Problem requirements
In the listing below, locate the line containing "Read all visible content and emit it as JSON."; reproduce that line and all lines that follow it, unchanged.

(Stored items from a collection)
--------------------

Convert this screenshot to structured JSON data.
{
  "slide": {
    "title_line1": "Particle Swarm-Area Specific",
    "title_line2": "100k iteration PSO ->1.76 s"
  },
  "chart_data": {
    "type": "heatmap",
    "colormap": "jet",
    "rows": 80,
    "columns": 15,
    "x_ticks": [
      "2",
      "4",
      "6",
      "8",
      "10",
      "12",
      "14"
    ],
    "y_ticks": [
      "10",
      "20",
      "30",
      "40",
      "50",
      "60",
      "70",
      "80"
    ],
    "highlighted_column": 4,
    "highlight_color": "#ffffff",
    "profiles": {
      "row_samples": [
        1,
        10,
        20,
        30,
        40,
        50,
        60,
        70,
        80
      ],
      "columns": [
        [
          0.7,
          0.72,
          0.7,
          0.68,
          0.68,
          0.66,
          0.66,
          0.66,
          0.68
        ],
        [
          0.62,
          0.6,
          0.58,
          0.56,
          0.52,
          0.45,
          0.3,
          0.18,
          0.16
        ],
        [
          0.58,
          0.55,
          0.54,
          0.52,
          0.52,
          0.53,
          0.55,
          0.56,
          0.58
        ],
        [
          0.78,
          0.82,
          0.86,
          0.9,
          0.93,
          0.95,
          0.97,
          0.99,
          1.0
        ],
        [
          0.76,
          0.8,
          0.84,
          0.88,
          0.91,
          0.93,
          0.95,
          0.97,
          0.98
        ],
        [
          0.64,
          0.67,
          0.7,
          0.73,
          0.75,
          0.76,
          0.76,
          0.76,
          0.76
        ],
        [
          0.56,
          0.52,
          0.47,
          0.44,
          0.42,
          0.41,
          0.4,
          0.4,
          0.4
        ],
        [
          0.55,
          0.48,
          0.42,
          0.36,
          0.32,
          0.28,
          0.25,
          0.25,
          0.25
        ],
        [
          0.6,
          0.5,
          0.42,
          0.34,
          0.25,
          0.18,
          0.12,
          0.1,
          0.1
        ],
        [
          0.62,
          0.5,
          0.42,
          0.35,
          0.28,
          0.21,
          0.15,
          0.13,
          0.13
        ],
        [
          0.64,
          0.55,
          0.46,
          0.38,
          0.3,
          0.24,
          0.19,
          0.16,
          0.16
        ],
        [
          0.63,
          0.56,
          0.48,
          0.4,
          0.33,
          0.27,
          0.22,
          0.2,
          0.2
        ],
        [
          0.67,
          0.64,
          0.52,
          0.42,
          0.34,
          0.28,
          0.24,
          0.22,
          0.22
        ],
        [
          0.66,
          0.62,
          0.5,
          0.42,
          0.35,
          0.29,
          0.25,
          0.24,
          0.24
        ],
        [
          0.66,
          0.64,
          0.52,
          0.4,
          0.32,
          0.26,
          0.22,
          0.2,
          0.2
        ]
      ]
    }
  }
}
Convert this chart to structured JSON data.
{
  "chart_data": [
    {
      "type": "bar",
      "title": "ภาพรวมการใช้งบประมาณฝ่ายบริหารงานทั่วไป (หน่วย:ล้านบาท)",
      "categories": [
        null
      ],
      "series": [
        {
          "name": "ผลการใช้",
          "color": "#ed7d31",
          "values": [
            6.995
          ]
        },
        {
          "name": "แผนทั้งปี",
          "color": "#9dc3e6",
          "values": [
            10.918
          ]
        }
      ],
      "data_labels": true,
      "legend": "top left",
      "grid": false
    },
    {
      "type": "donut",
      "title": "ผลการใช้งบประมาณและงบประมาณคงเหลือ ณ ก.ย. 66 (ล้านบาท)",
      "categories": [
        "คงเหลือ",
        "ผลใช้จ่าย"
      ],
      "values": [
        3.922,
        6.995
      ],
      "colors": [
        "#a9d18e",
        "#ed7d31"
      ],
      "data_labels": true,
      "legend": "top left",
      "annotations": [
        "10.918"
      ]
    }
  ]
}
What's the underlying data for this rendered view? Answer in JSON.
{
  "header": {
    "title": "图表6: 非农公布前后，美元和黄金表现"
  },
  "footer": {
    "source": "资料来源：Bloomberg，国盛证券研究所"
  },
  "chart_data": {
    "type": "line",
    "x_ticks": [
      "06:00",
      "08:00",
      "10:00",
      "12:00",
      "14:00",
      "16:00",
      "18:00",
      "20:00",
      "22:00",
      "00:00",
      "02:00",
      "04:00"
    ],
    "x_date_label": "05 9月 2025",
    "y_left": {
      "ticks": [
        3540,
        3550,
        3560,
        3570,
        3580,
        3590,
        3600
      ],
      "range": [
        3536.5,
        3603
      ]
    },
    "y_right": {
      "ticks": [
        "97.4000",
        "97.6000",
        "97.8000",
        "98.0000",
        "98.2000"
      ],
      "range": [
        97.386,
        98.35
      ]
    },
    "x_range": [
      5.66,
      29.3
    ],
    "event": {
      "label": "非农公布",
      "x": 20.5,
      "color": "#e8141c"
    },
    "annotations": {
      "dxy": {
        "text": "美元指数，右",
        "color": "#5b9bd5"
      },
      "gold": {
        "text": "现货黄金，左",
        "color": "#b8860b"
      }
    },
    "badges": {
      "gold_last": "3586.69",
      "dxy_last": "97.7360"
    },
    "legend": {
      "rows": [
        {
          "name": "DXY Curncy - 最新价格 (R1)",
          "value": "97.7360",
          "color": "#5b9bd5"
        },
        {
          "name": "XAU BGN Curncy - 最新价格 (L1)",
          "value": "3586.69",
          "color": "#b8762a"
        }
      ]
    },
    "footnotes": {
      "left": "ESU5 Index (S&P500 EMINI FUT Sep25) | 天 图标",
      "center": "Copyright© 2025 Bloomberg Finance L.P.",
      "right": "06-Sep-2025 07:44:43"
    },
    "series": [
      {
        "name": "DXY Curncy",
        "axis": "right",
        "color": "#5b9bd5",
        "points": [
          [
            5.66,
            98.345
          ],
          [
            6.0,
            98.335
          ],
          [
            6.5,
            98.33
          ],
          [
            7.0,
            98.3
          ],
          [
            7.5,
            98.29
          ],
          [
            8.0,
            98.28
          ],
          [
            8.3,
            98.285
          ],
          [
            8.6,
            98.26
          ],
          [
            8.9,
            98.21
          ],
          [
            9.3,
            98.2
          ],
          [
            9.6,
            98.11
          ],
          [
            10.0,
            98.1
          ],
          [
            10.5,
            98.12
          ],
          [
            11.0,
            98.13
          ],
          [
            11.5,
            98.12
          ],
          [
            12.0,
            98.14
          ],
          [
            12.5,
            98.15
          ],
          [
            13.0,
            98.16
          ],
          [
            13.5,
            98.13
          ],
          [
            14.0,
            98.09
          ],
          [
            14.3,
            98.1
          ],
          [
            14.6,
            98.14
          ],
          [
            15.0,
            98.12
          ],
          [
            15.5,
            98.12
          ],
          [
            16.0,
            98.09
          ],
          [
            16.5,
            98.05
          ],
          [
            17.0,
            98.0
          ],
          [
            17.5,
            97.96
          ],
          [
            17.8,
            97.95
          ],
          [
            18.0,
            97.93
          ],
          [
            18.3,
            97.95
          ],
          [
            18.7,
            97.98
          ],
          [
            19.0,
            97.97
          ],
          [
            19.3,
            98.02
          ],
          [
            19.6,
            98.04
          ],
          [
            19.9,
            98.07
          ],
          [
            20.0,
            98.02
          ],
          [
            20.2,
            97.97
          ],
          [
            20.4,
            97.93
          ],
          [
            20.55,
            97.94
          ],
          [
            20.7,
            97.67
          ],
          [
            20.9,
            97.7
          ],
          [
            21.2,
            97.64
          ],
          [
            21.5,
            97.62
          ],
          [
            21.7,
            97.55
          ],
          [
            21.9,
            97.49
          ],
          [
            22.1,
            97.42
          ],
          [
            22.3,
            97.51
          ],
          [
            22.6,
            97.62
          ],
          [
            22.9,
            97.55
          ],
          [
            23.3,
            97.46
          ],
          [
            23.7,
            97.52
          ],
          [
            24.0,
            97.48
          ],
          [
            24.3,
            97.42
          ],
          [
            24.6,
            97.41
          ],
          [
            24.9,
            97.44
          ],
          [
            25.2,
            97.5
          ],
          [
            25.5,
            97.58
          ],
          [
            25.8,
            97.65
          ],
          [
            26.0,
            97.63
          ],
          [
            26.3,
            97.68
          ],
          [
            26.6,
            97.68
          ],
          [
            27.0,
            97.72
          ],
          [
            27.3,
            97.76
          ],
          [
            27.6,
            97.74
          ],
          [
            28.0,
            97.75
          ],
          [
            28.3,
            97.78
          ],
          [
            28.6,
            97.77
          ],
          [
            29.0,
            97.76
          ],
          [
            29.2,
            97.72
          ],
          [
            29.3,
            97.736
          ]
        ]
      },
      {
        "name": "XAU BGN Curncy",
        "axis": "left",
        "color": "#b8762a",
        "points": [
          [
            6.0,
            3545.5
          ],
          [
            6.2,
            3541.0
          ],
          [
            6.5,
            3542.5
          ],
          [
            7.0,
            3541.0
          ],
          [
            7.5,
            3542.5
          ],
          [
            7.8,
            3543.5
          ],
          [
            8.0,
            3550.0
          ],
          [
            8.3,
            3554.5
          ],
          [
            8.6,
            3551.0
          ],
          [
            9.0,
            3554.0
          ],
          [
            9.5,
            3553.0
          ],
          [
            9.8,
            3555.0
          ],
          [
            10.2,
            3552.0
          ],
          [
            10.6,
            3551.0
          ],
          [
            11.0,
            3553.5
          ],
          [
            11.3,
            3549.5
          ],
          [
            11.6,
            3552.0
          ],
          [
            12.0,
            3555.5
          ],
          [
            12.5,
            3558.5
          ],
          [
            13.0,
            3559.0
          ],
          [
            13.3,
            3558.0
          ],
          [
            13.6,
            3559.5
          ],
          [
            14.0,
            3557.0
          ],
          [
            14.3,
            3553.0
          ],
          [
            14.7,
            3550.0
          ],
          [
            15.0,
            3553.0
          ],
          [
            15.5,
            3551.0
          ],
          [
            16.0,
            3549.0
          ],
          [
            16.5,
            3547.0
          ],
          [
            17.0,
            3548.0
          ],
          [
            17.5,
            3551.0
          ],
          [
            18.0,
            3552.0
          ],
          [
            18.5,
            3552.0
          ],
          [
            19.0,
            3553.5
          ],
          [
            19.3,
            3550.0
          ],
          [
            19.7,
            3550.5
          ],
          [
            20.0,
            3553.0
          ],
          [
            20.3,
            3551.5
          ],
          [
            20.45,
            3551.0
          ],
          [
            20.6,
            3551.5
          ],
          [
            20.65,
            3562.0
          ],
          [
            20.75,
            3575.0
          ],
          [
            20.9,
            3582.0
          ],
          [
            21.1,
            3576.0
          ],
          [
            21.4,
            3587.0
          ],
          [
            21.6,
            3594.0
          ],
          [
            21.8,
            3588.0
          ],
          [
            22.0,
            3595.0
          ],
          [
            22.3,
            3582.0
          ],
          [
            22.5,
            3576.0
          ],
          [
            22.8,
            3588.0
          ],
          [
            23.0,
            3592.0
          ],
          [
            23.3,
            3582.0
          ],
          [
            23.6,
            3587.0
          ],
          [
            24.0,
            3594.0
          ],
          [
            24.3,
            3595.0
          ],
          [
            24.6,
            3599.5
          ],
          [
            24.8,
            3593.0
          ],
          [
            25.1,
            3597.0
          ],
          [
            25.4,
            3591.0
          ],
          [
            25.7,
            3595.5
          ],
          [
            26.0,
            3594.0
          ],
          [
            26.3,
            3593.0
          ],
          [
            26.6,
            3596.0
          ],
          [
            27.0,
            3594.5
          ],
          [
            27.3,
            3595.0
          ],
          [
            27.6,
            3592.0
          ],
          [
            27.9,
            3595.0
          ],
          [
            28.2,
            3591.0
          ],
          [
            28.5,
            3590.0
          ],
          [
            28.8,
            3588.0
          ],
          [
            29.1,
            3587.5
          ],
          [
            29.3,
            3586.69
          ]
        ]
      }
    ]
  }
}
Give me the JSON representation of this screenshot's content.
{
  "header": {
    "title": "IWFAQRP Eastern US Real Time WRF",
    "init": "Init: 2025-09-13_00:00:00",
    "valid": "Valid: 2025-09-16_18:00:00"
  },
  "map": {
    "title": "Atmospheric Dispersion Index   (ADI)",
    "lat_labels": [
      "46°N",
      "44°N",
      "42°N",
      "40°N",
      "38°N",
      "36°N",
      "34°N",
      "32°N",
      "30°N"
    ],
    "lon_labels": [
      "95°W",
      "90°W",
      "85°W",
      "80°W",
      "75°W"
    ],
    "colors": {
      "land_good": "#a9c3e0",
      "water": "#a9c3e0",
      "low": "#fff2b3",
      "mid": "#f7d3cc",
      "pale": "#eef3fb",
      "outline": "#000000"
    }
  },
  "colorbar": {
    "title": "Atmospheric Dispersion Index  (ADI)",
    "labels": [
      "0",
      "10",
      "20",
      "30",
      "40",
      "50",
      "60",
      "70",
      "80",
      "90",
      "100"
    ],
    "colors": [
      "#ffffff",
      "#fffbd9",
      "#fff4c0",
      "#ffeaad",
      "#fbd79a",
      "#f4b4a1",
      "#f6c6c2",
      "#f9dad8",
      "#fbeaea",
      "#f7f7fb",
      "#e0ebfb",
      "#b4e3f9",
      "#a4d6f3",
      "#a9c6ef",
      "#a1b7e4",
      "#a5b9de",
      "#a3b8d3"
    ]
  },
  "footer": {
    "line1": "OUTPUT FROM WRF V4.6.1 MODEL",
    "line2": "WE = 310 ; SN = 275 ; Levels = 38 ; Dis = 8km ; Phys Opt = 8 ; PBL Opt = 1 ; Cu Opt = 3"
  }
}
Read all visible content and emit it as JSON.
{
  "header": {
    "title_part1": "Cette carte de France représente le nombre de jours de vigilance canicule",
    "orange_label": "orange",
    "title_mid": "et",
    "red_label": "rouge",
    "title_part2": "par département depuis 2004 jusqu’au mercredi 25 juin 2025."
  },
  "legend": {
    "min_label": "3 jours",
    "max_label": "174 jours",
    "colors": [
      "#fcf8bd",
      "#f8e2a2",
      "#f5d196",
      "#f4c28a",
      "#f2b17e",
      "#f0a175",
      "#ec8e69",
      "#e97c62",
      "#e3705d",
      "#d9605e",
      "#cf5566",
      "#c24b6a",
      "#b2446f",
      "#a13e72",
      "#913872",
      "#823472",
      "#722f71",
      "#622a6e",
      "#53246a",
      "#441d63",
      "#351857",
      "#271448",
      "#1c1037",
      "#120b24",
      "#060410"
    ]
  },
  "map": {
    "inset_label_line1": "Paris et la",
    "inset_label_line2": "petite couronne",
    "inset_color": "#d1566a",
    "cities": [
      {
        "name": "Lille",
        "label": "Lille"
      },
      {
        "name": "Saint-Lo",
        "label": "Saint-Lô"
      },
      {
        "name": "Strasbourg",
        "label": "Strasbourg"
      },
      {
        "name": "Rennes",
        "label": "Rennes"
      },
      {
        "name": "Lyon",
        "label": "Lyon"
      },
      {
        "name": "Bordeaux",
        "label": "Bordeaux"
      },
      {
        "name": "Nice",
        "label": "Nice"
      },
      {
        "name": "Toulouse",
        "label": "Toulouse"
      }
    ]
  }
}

--------------------

Solution to the problem
Read all visible content and emit it as JSON.
{
  "header": {
    "title_part1": "Cette carte de France représente le nombre de jours de vigilance canicule",
    "orange_label": "orange",
    "title_mid": "et",
    "red_label": "rouge",
    "title_part2": "par département depuis 2004 jusqu’au mercredi 25 juin 2025."
  },
  "legend": {
    "min_label": "3 jours",
    "max_label": "174 jours",
    "colors": [
      "#fcf8bd",
      "#f8e2a2",
      "#f5d196",
      "#f4c28a",
      "#f2b17e",
      "#f0a175",
      "#ec8e69",
      "#e97c62",
      "#e3705d",
      "#d9605e",
      "#cf5566",
      "#c24b6a",
      "#b2446f",
      "#a13e72",
      "#913872",
      "#823472",
      "#722f71",
      "#622a6e",
      "#53246a",
      "#441d63",
      "#351857",
      "#271448",
      "#1c1037",
      "#120b24",
      "#060410"
    ]
  },
  "map": {
    "inset_label_line1": "Paris et la",
    "inset_label_line2": "petite couronne",
    "inset_color": "#d1566a",
    "cities": [
      {
        "name": "Lille",
        "label": "Lille"
      },
      {
        "name": "Saint-Lo",
        "label": "Saint-Lô"
      },
      {
        "name": "Strasbourg",
        "label": "Strasbourg"
      },
      {
        "name": "Rennes",
        "label": "Rennes"
      },
      {
        "name": "Lyon",
        "label": "Lyon"
      },
      {
        "name": "Bordeaux",
        "label": "Bordeaux"
      },
      {
        "name": "Nice",
        "label": "Nice"
      },
      {
        "name": "Toulouse",
        "label": "Toulouse"
      }
    ]
  }
}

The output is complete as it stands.